→ **Objective**
Extract every entry word for word. Skip the pictures.

#### Raw records ####

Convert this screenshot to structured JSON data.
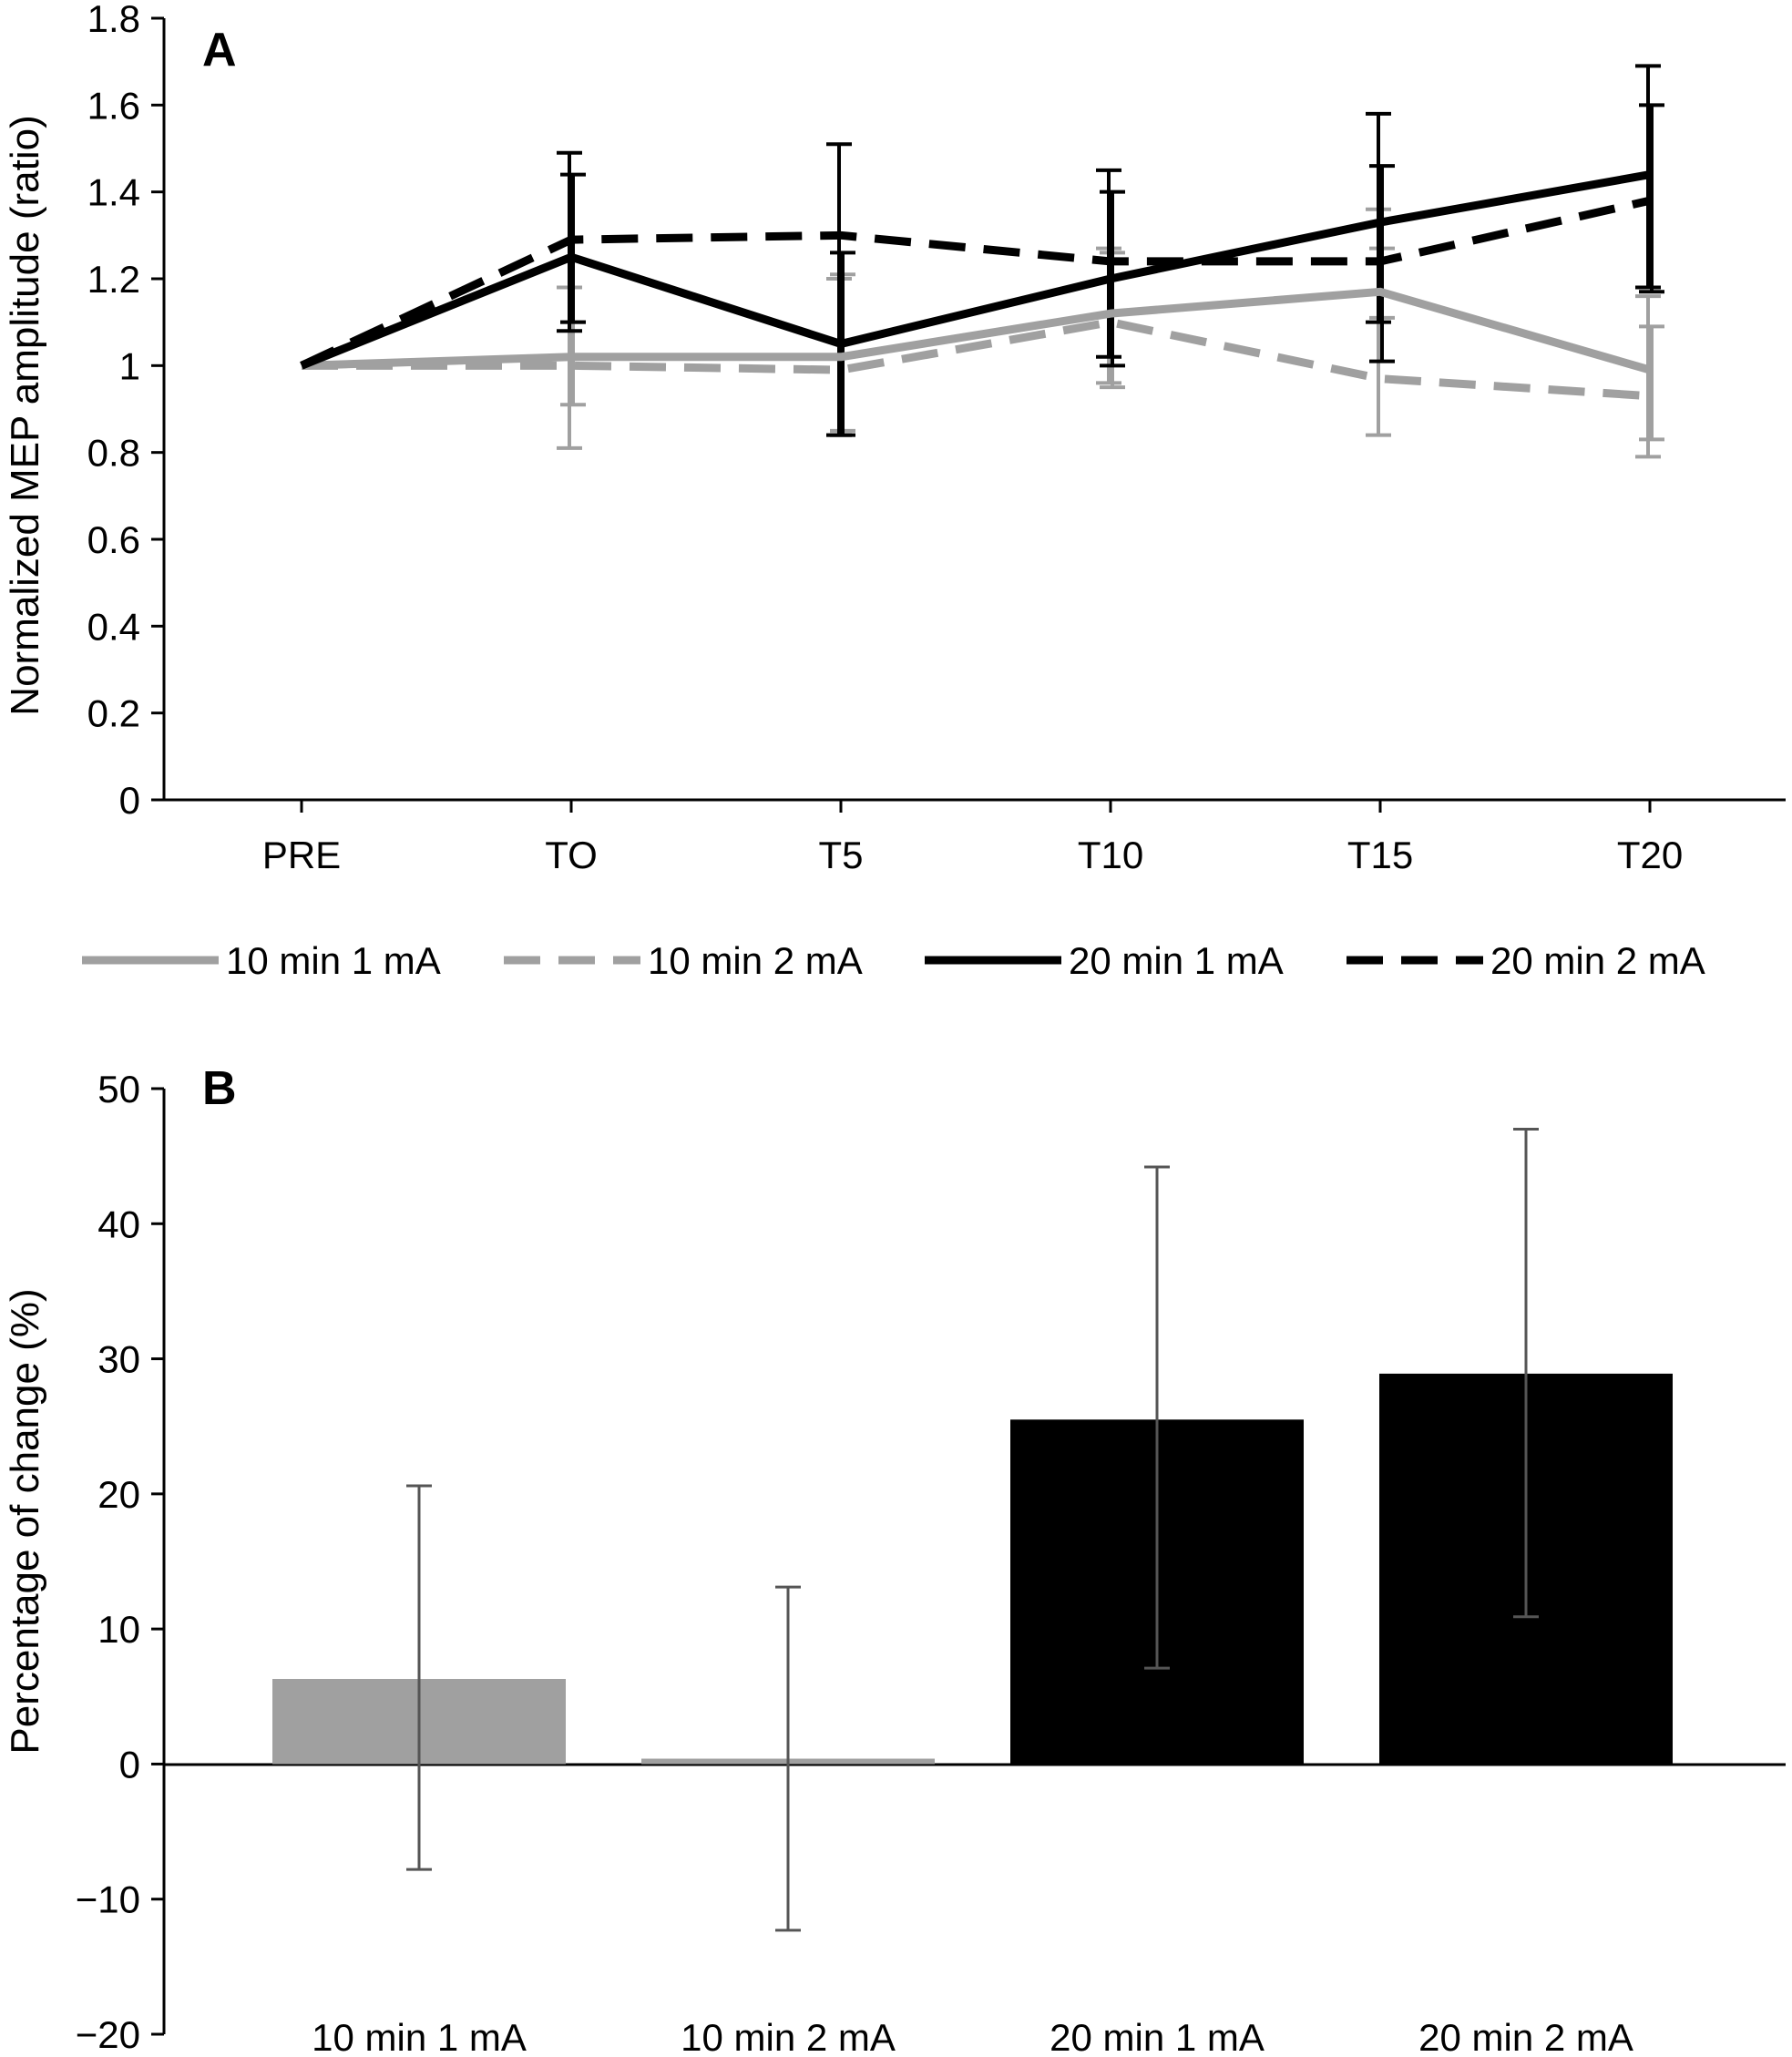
{
  "colors": {
    "light": "#a0a0a0",
    "dark": "#000000",
    "error_bar_b": "#555555"
  },
  "chart_data": [
    {
      "type": "line",
      "panel": "A",
      "ylabel": "Normalized MEP amplitude (ratio)",
      "categories": [
        "PRE",
        "TO",
        "T5",
        "T10",
        "T15",
        "T20"
      ],
      "ylim": [
        0,
        1.8
      ],
      "yticks": [
        "0",
        "0.2",
        "0.4",
        "0.6",
        "0.8",
        "1",
        "1.2",
        "1.4",
        "1.6",
        "1.8"
      ],
      "grid": false,
      "legend_position": "bottom",
      "series": [
        {
          "name": "10 min 1 mA",
          "color": "light",
          "dashed": false,
          "values": [
            1.0,
            1.02,
            1.02,
            1.12,
            1.17,
            0.99
          ],
          "err_low": [
            null,
            0.81,
            0.84,
            0.96,
            0.84,
            0.79
          ],
          "err_high": [
            null,
            1.18,
            1.2,
            1.27,
            1.36,
            1.16
          ]
        },
        {
          "name": "10 min 2 mA",
          "color": "light",
          "dashed": true,
          "values": [
            1.0,
            1.0,
            0.99,
            1.1,
            0.97,
            0.93
          ],
          "err_low": [
            null,
            0.91,
            0.85,
            0.95,
            1.11,
            0.83
          ],
          "err_high": [
            null,
            1.1,
            1.21,
            1.26,
            1.27,
            1.09
          ]
        },
        {
          "name": "20 min 1 mA",
          "color": "dark",
          "dashed": false,
          "values": [
            1.0,
            1.25,
            1.05,
            1.2,
            1.33,
            1.44
          ],
          "err_low": [
            null,
            1.08,
            0.84,
            1.02,
            1.1,
            1.18
          ],
          "err_high": [
            null,
            1.49,
            1.51,
            1.45,
            1.58,
            1.69
          ]
        },
        {
          "name": "20 min 2 mA",
          "color": "dark",
          "dashed": true,
          "values": [
            1.0,
            1.29,
            1.3,
            1.24,
            1.24,
            1.38
          ],
          "err_low": [
            null,
            1.1,
            0.84,
            1.0,
            1.01,
            1.17
          ],
          "err_high": [
            null,
            1.44,
            1.26,
            1.4,
            1.46,
            1.6
          ]
        }
      ]
    },
    {
      "type": "bar",
      "panel": "B",
      "ylabel": "Percentage of change (%)",
      "categories": [
        "10 min 1 mA",
        "10 min 2 mA",
        "20 min 1 mA",
        "20 min 2 mA"
      ],
      "values": [
        6.3,
        0.4,
        25.5,
        28.9
      ],
      "bar_colors": [
        "light",
        "light",
        "dark",
        "dark"
      ],
      "err_low": [
        -7.8,
        -12.3,
        7.1,
        10.9
      ],
      "err_high": [
        20.6,
        13.1,
        44.2,
        47.0
      ],
      "ylim": [
        -20,
        50
      ],
      "yticks": [
        "−20",
        "−10",
        "0",
        "10",
        "20",
        "30",
        "40",
        "50"
      ],
      "grid": false
    }
  ]
}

####

→ **Written solution**
Convert this screenshot to structured JSON data.
{
  "colors": {
    "light": "#a0a0a0",
    "dark": "#000000",
    "error_bar_b": "#555555"
  },
  "chart_data": [
    {
      "type": "line",
      "panel": "A",
      "ylabel": "Normalized MEP amplitude (ratio)",
      "categories": [
        "PRE",
        "TO",
        "T5",
        "T10",
        "T15",
        "T20"
      ],
      "ylim": [
        0,
        1.8
      ],
      "yticks": [
        "0",
        "0.2",
        "0.4",
        "0.6",
        "0.8",
        "1",
        "1.2",
        "1.4",
        "1.6",
        "1.8"
      ],
      "grid": false,
      "legend_position": "bottom",
      "series": [
        {
          "name": "10 min 1 mA",
          "color": "light",
          "dashed": false,
          "values": [
            1.0,
            1.02,
            1.02,
            1.12,
            1.17,
            0.99
          ],
          "err_low": [
            null,
            0.81,
            0.84,
            0.96,
            0.84,
            0.79
          ],
          "err_high": [
            null,
            1.18,
            1.2,
            1.27,
            1.36,
            1.16
          ]
        },
        {
          "name": "10 min 2 mA",
          "color": "light",
          "dashed": true,
          "values": [
            1.0,
            1.0,
            0.99,
            1.1,
            0.97,
            0.93
          ],
          "err_low": [
            null,
            0.91,
            0.85,
            0.95,
            1.11,
            0.83
          ],
          "err_high": [
            null,
            1.1,
            1.21,
            1.26,
            1.27,
            1.09
          ]
        },
        {
          "name": "20 min 1 mA",
          "color": "dark",
          "dashed": false,
          "values": [
            1.0,
            1.25,
            1.05,
            1.2,
            1.33,
            1.44
          ],
          "err_low": [
            null,
            1.08,
            0.84,
            1.02,
            1.1,
            1.18
          ],
          "err_high": [
            null,
            1.49,
            1.51,
            1.45,
            1.58,
            1.69
          ]
        },
        {
          "name": "20 min 2 mA",
          "color": "dark",
          "dashed": true,
          "values": [
            1.0,
            1.29,
            1.3,
            1.24,
            1.24,
            1.38
          ],
          "err_low": [
            null,
            1.1,
            0.84,
            1.0,
            1.01,
            1.17
          ],
          "err_high": [
            null,
            1.44,
            1.26,
            1.4,
            1.46,
            1.6
          ]
        }
      ]
    },
    {
      "type": "bar",
      "panel": "B",
      "ylabel": "Percentage of change (%)",
      "categories": [
        "10 min 1 mA",
        "10 min 2 mA",
        "20 min 1 mA",
        "20 min 2 mA"
      ],
      "values": [
        6.3,
        0.4,
        25.5,
        28.9
      ],
      "bar_colors": [
        "light",
        "light",
        "dark",
        "dark"
      ],
      "err_low": [
        -7.8,
        -12.3,
        7.1,
        10.9
      ],
      "err_high": [
        20.6,
        13.1,
        44.2,
        47.0
      ],
      "ylim": [
        -20,
        50
      ],
      "yticks": [
        "−20",
        "−10",
        "0",
        "10",
        "20",
        "30",
        "40",
        "50"
      ],
      "grid": false
    }
  ]
}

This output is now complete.